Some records

· · ·

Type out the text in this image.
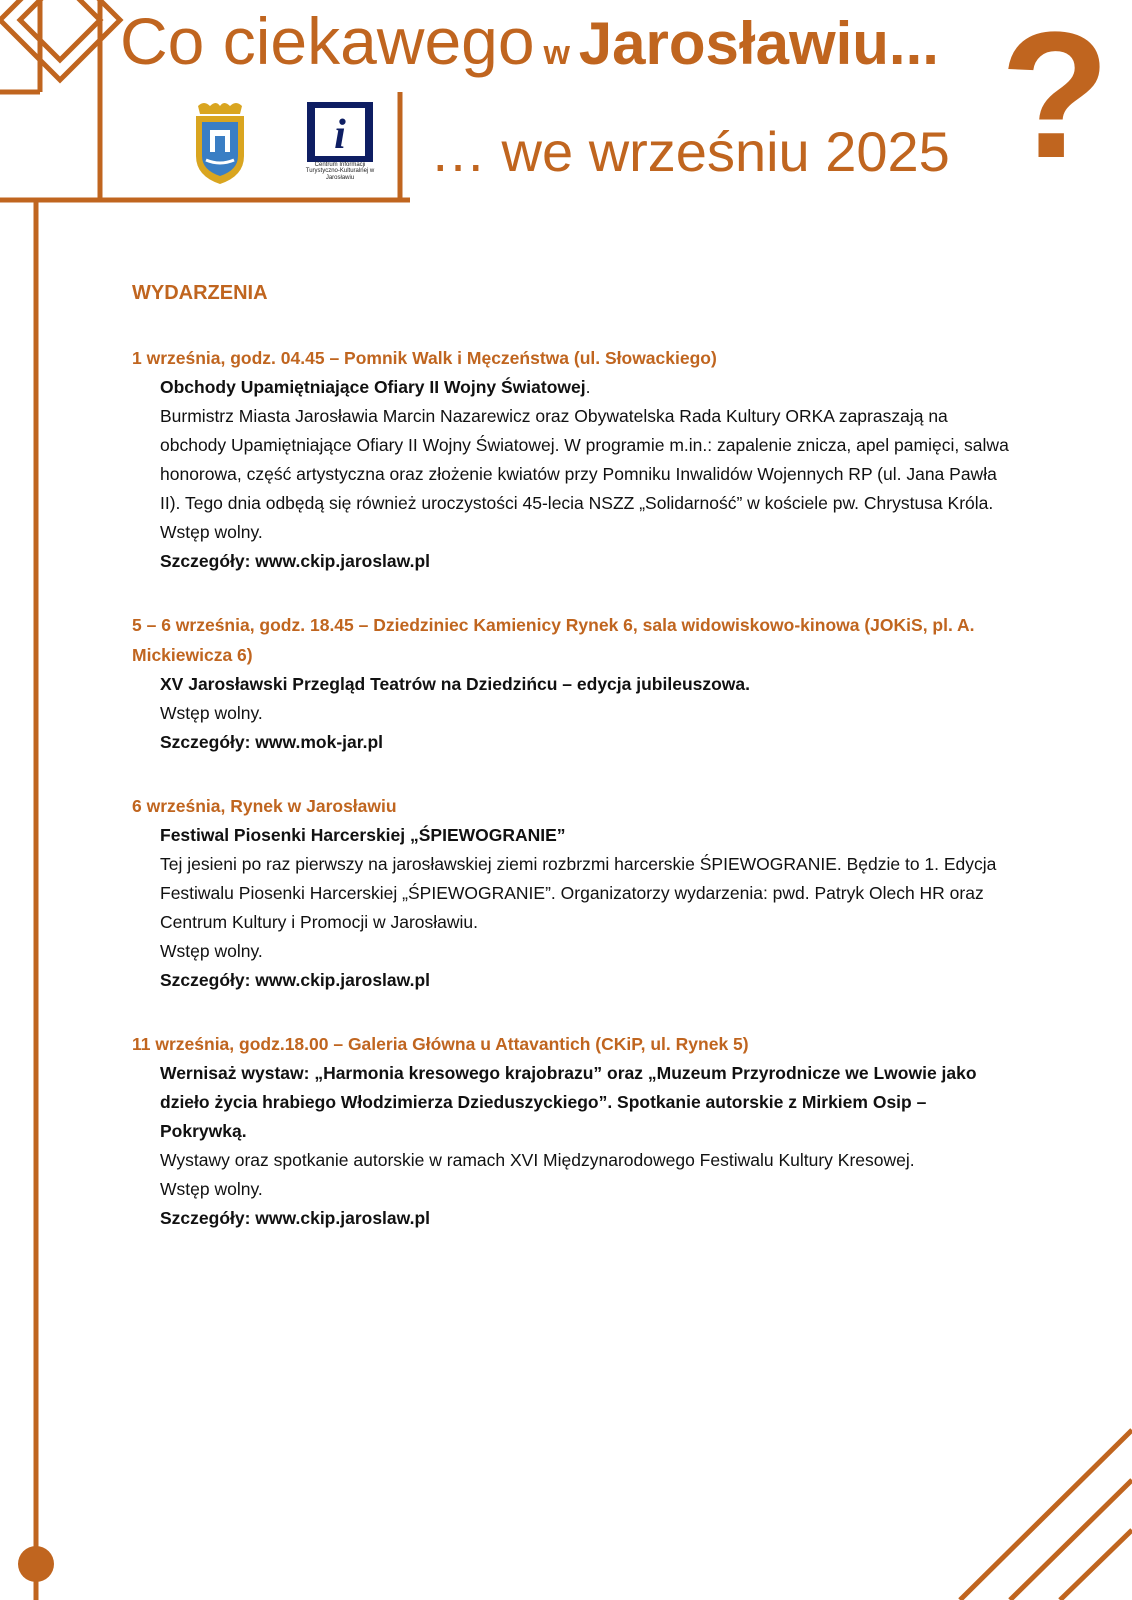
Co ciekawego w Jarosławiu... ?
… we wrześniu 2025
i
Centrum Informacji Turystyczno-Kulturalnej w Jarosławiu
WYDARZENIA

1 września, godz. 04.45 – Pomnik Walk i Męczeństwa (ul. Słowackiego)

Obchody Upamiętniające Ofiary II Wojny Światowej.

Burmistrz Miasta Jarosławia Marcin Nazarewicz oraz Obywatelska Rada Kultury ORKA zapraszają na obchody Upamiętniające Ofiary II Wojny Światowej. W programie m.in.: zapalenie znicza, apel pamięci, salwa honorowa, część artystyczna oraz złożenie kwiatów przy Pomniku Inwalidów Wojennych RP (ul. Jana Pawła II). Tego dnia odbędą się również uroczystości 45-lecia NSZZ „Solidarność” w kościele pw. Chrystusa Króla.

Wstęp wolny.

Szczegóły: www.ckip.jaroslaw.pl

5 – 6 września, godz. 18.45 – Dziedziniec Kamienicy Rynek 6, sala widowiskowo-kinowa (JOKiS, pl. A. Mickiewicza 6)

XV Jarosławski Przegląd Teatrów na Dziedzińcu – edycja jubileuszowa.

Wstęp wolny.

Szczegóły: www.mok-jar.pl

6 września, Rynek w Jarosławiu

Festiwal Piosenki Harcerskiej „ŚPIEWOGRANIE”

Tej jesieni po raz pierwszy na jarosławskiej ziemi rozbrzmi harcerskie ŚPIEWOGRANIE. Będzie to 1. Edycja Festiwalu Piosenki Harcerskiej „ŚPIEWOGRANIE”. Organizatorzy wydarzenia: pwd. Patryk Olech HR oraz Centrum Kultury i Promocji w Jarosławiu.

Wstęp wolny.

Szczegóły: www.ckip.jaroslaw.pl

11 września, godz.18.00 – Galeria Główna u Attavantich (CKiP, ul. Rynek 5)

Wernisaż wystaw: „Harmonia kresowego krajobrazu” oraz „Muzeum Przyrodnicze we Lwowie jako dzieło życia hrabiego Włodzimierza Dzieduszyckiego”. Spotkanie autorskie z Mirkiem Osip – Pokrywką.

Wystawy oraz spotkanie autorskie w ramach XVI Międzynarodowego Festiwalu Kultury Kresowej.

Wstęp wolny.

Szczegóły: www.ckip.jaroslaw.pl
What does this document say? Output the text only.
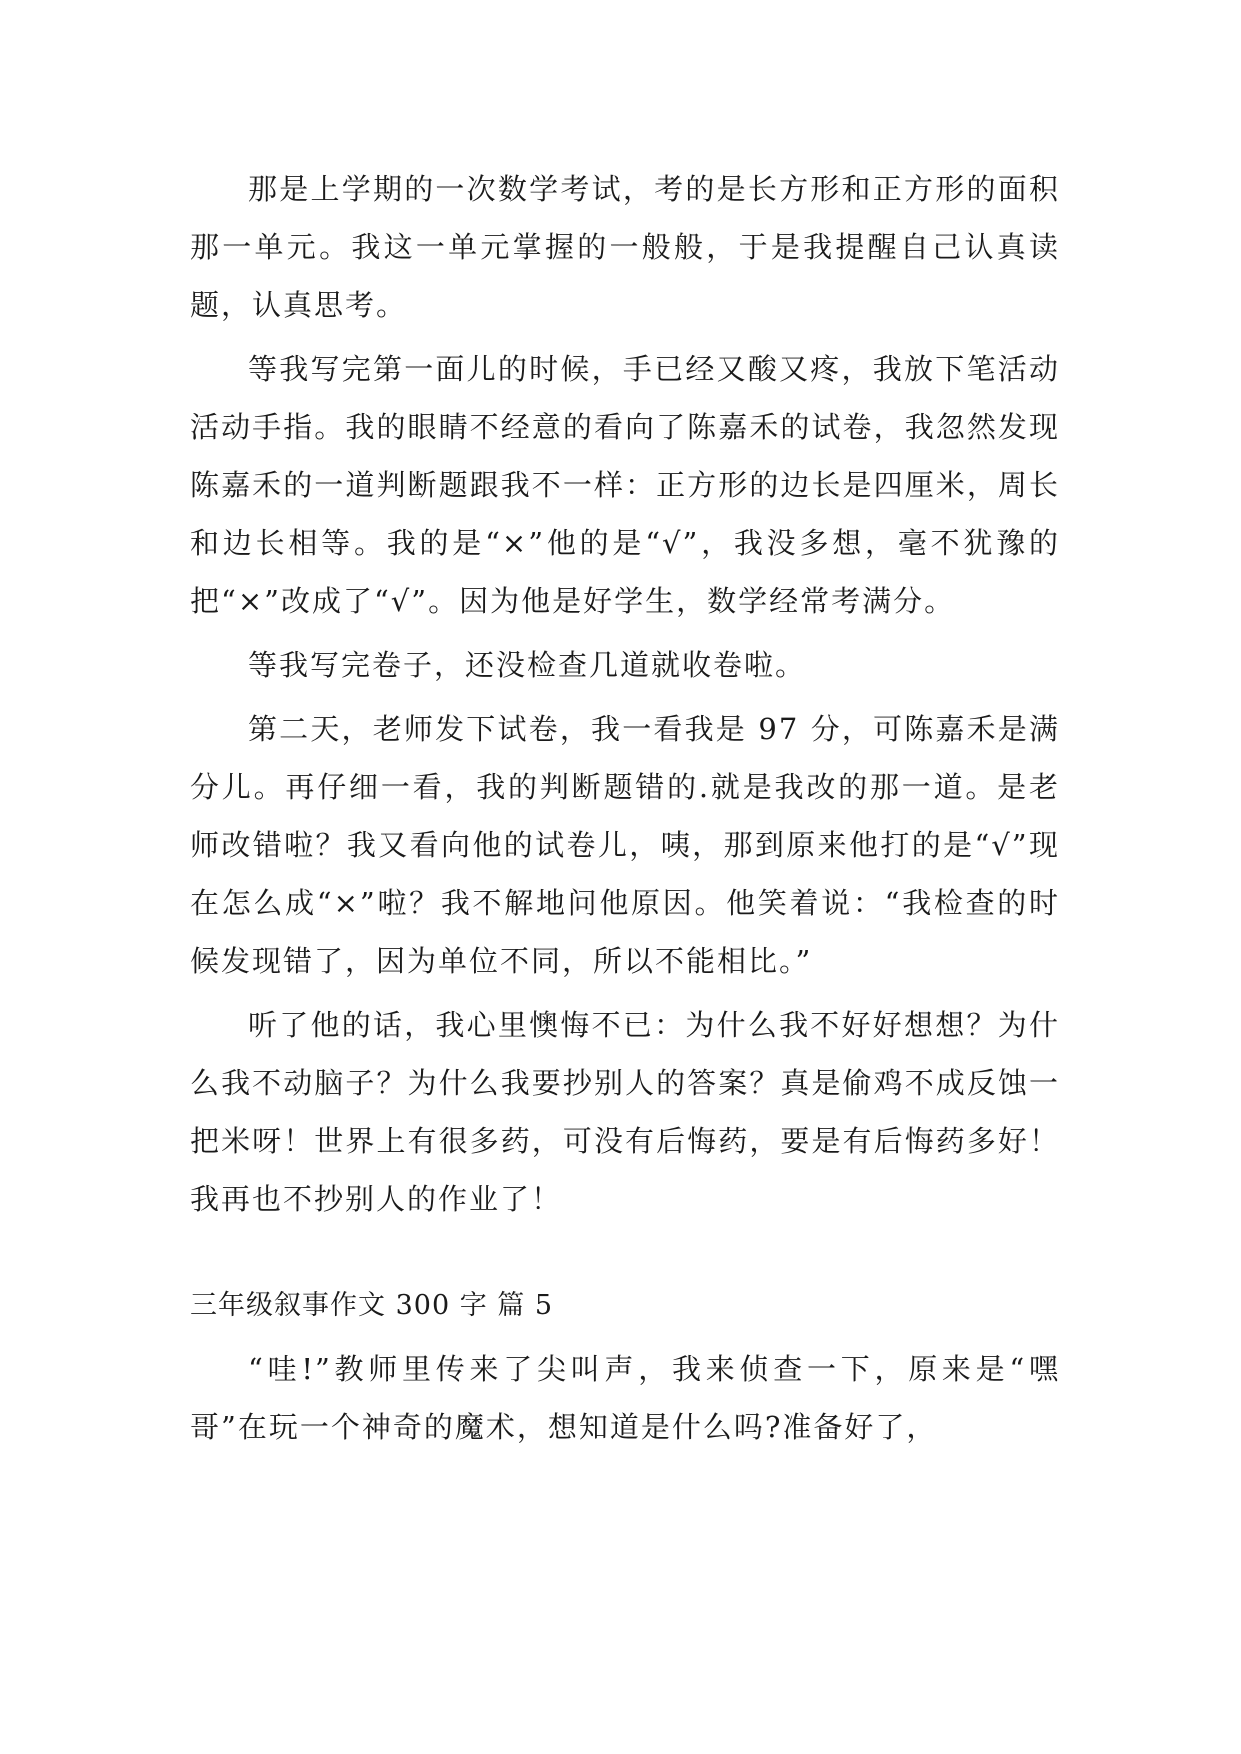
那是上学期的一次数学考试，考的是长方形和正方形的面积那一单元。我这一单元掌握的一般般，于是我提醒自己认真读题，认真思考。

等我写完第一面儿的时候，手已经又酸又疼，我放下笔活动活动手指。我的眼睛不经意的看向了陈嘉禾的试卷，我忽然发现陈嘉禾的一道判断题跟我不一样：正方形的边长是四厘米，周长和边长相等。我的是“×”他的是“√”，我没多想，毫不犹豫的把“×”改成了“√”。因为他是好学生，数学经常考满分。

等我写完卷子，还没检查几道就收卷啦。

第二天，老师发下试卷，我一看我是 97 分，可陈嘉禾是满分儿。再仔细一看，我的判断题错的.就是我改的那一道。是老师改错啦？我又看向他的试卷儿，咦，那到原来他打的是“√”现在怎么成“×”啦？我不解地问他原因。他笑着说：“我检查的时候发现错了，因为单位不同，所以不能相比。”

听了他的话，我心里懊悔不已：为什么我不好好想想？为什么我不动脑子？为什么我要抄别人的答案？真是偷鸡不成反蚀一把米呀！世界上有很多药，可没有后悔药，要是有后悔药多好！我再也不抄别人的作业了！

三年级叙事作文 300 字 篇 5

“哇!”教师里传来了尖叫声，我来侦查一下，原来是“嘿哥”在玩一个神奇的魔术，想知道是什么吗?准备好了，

· · ·

◆ Task brief ◆
Give every line back word for word and leave the pictures out.

◆ Final result ◆
Type out the text in this image.
Co ciekawego w Jarosławiu... ?
… we wrześniu 2025
i
Centrum Informacji Turystyczno-Kulturalnej w Jarosławiu
WYDARZENIA

1 września, godz. 04.45 – Pomnik Walk i Męczeństwa (ul. Słowackiego)

Obchody Upamiętniające Ofiary II Wojny Światowej.

Burmistrz Miasta Jarosławia Marcin Nazarewicz oraz Obywatelska Rada Kultury ORKA zapraszają na obchody Upamiętniające Ofiary II Wojny Światowej. W programie m.in.: zapalenie znicza, apel pamięci, salwa honorowa, część artystyczna oraz złożenie kwiatów przy Pomniku Inwalidów Wojennych RP (ul. Jana Pawła II). Tego dnia odbędą się również uroczystości 45-lecia NSZZ „Solidarność” w kościele pw. Chrystusa Króla.

Wstęp wolny.

Szczegóły: www.ckip.jaroslaw.pl

5 – 6 września, godz. 18.45 – Dziedziniec Kamienicy Rynek 6, sala widowiskowo-kinowa (JOKiS, pl. A. Mickiewicza 6)

XV Jarosławski Przegląd Teatrów na Dziedzińcu – edycja jubileuszowa.

Wstęp wolny.

Szczegóły: www.mok-jar.pl

6 września, Rynek w Jarosławiu

Festiwal Piosenki Harcerskiej „ŚPIEWOGRANIE”

Tej jesieni po raz pierwszy na jarosławskiej ziemi rozbrzmi harcerskie ŚPIEWOGRANIE. Będzie to 1. Edycja Festiwalu Piosenki Harcerskiej „ŚPIEWOGRANIE”. Organizatorzy wydarzenia: pwd. Patryk Olech HR oraz Centrum Kultury i Promocji w Jarosławiu.

Wstęp wolny.

Szczegóły: www.ckip.jaroslaw.pl

11 września, godz.18.00 – Galeria Główna u Attavantich (CKiP, ul. Rynek 5)

Wernisaż wystaw: „Harmonia kresowego krajobrazu” oraz „Muzeum Przyrodnicze we Lwowie jako dzieło życia hrabiego Włodzimierza Dzieduszyckiego”. Spotkanie autorskie z Mirkiem Osip – Pokrywką.

Wystawy oraz spotkanie autorskie w ramach XVI Międzynarodowego Festiwalu Kultury Kresowej.

Wstęp wolny.

Szczegóły: www.ckip.jaroslaw.pl
What does this document say? Output the text only.
那是上学期的一次数学考试，考的是长方形和正方形的面积那一单元。我这一单元掌握的一般般，于是我提醒自己认真读题，认真思考。

等我写完第一面儿的时候，手已经又酸又疼，我放下笔活动活动手指。我的眼睛不经意的看向了陈嘉禾的试卷，我忽然发现陈嘉禾的一道判断题跟我不一样：正方形的边长是四厘米，周长和边长相等。我的是“×”他的是“√”，我没多想，毫不犹豫的把“×”改成了“√”。因为他是好学生，数学经常考满分。

等我写完卷子，还没检查几道就收卷啦。

第二天，老师发下试卷，我一看我是 97 分，可陈嘉禾是满分儿。再仔细一看，我的判断题错的.就是我改的那一道。是老师改错啦？我又看向他的试卷儿，咦，那到原来他打的是“√”现在怎么成“×”啦？我不解地问他原因。他笑着说：“我检查的时候发现错了，因为单位不同，所以不能相比。”

听了他的话，我心里懊悔不已：为什么我不好好想想？为什么我不动脑子？为什么我要抄别人的答案？真是偷鸡不成反蚀一把米呀！世界上有很多药，可没有后悔药，要是有后悔药多好！我再也不抄别人的作业了！

三年级叙事作文 300 字 篇 5

“哇!”教师里传来了尖叫声，我来侦查一下，原来是“嘿哥”在玩一个神奇的魔术，想知道是什么吗?准备好了，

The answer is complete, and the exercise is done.